Every line below is to be quoted exactly, with nothing added or dropped.

#####

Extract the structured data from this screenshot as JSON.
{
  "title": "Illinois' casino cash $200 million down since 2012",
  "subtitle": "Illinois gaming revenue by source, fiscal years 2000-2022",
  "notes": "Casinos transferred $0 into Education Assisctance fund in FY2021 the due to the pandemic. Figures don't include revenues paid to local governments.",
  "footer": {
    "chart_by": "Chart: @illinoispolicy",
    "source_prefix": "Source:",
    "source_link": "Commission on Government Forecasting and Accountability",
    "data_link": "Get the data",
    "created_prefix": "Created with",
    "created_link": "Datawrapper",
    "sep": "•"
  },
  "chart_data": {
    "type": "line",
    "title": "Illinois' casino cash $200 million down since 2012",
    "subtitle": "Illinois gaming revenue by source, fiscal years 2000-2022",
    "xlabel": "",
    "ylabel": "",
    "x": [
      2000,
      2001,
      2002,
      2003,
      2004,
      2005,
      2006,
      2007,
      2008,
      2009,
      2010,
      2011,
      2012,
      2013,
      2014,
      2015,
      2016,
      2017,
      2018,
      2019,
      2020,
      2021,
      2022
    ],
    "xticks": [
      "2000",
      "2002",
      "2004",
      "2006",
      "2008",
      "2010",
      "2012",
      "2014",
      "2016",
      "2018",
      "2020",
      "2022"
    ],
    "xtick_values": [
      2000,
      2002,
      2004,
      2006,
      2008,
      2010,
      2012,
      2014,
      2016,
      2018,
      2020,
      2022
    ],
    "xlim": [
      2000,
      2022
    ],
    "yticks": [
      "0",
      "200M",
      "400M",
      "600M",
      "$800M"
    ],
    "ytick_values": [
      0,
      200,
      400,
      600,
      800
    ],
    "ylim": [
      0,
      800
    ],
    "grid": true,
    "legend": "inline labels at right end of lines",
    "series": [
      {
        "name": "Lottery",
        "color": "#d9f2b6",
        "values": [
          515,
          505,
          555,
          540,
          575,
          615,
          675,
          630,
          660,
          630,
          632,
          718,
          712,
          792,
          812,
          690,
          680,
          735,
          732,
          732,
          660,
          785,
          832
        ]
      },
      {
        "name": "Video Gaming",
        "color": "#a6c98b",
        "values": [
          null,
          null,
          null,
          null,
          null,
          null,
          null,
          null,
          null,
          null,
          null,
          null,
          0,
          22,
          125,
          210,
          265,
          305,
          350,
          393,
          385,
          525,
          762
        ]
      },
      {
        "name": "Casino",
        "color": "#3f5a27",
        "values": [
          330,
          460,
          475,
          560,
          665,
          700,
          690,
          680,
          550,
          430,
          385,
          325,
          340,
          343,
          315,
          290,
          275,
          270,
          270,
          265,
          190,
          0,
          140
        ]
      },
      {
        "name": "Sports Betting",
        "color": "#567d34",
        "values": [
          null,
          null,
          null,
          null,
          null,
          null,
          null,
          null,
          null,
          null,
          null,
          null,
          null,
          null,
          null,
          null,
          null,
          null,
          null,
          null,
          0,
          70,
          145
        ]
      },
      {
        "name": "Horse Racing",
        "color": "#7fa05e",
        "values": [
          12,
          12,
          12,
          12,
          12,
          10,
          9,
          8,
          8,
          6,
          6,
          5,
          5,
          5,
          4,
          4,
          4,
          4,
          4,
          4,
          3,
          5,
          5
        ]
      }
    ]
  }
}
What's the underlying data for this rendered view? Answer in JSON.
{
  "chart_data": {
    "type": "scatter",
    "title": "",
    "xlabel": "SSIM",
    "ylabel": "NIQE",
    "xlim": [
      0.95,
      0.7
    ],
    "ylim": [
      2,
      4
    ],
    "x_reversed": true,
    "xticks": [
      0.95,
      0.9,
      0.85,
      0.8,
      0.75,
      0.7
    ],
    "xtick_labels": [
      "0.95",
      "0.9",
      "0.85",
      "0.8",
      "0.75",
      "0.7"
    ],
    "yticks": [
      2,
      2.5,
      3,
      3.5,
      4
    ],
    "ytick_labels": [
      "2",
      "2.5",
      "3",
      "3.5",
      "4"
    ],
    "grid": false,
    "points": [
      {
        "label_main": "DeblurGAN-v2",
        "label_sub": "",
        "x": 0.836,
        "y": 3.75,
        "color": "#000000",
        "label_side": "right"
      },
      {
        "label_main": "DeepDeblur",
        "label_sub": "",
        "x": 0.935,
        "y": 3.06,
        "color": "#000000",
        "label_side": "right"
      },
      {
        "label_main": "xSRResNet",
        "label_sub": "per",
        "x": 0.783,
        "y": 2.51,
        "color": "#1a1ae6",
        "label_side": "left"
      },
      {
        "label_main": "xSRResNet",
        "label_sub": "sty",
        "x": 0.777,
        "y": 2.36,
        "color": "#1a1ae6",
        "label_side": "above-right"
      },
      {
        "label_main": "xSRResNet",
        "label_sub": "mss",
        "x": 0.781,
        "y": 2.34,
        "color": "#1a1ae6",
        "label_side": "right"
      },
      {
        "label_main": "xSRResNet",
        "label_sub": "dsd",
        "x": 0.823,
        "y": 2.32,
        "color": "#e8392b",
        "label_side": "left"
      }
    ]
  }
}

#####

▶ Written reply
Extract the structured data from this screenshot as JSON.
{
  "title": "Illinois' casino cash $200 million down since 2012",
  "subtitle": "Illinois gaming revenue by source, fiscal years 2000-2022",
  "notes": "Casinos transferred $0 into Education Assisctance fund in FY2021 the due to the pandemic. Figures don't include revenues paid to local governments.",
  "footer": {
    "chart_by": "Chart: @illinoispolicy",
    "source_prefix": "Source:",
    "source_link": "Commission on Government Forecasting and Accountability",
    "data_link": "Get the data",
    "created_prefix": "Created with",
    "created_link": "Datawrapper",
    "sep": "•"
  },
  "chart_data": {
    "type": "line",
    "title": "Illinois' casino cash $200 million down since 2012",
    "subtitle": "Illinois gaming revenue by source, fiscal years 2000-2022",
    "xlabel": "",
    "ylabel": "",
    "x": [
      2000,
      2001,
      2002,
      2003,
      2004,
      2005,
      2006,
      2007,
      2008,
      2009,
      2010,
      2011,
      2012,
      2013,
      2014,
      2015,
      2016,
      2017,
      2018,
      2019,
      2020,
      2021,
      2022
    ],
    "xticks": [
      "2000",
      "2002",
      "2004",
      "2006",
      "2008",
      "2010",
      "2012",
      "2014",
      "2016",
      "2018",
      "2020",
      "2022"
    ],
    "xtick_values": [
      2000,
      2002,
      2004,
      2006,
      2008,
      2010,
      2012,
      2014,
      2016,
      2018,
      2020,
      2022
    ],
    "xlim": [
      2000,
      2022
    ],
    "yticks": [
      "0",
      "200M",
      "400M",
      "600M",
      "$800M"
    ],
    "ytick_values": [
      0,
      200,
      400,
      600,
      800
    ],
    "ylim": [
      0,
      800
    ],
    "grid": true,
    "legend": "inline labels at right end of lines",
    "series": [
      {
        "name": "Lottery",
        "color": "#d9f2b6",
        "values": [
          515,
          505,
          555,
          540,
          575,
          615,
          675,
          630,
          660,
          630,
          632,
          718,
          712,
          792,
          812,
          690,
          680,
          735,
          732,
          732,
          660,
          785,
          832
        ]
      },
      {
        "name": "Video Gaming",
        "color": "#a6c98b",
        "values": [
          null,
          null,
          null,
          null,
          null,
          null,
          null,
          null,
          null,
          null,
          null,
          null,
          0,
          22,
          125,
          210,
          265,
          305,
          350,
          393,
          385,
          525,
          762
        ]
      },
      {
        "name": "Casino",
        "color": "#3f5a27",
        "values": [
          330,
          460,
          475,
          560,
          665,
          700,
          690,
          680,
          550,
          430,
          385,
          325,
          340,
          343,
          315,
          290,
          275,
          270,
          270,
          265,
          190,
          0,
          140
        ]
      },
      {
        "name": "Sports Betting",
        "color": "#567d34",
        "values": [
          null,
          null,
          null,
          null,
          null,
          null,
          null,
          null,
          null,
          null,
          null,
          null,
          null,
          null,
          null,
          null,
          null,
          null,
          null,
          null,
          0,
          70,
          145
        ]
      },
      {
        "name": "Horse Racing",
        "color": "#7fa05e",
        "values": [
          12,
          12,
          12,
          12,
          12,
          10,
          9,
          8,
          8,
          6,
          6,
          5,
          5,
          5,
          4,
          4,
          4,
          4,
          4,
          4,
          3,
          5,
          5
        ]
      }
    ]
  }
}
What's the underlying data for this rendered view? Answer in JSON.
{
  "chart_data": {
    "type": "scatter",
    "title": "",
    "xlabel": "SSIM",
    "ylabel": "NIQE",
    "xlim": [
      0.95,
      0.7
    ],
    "ylim": [
      2,
      4
    ],
    "x_reversed": true,
    "xticks": [
      0.95,
      0.9,
      0.85,
      0.8,
      0.75,
      0.7
    ],
    "xtick_labels": [
      "0.95",
      "0.9",
      "0.85",
      "0.8",
      "0.75",
      "0.7"
    ],
    "yticks": [
      2,
      2.5,
      3,
      3.5,
      4
    ],
    "ytick_labels": [
      "2",
      "2.5",
      "3",
      "3.5",
      "4"
    ],
    "grid": false,
    "points": [
      {
        "label_main": "DeblurGAN-v2",
        "label_sub": "",
        "x": 0.836,
        "y": 3.75,
        "color": "#000000",
        "label_side": "right"
      },
      {
        "label_main": "DeepDeblur",
        "label_sub": "",
        "x": 0.935,
        "y": 3.06,
        "color": "#000000",
        "label_side": "right"
      },
      {
        "label_main": "xSRResNet",
        "label_sub": "per",
        "x": 0.783,
        "y": 2.51,
        "color": "#1a1ae6",
        "label_side": "left"
      },
      {
        "label_main": "xSRResNet",
        "label_sub": "sty",
        "x": 0.777,
        "y": 2.36,
        "color": "#1a1ae6",
        "label_side": "above-right"
      },
      {
        "label_main": "xSRResNet",
        "label_sub": "mss",
        "x": 0.781,
        "y": 2.34,
        "color": "#1a1ae6",
        "label_side": "right"
      },
      {
        "label_main": "xSRResNet",
        "label_sub": "dsd",
        "x": 0.823,
        "y": 2.32,
        "color": "#e8392b",
        "label_side": "left"
      }
    ]
  }
}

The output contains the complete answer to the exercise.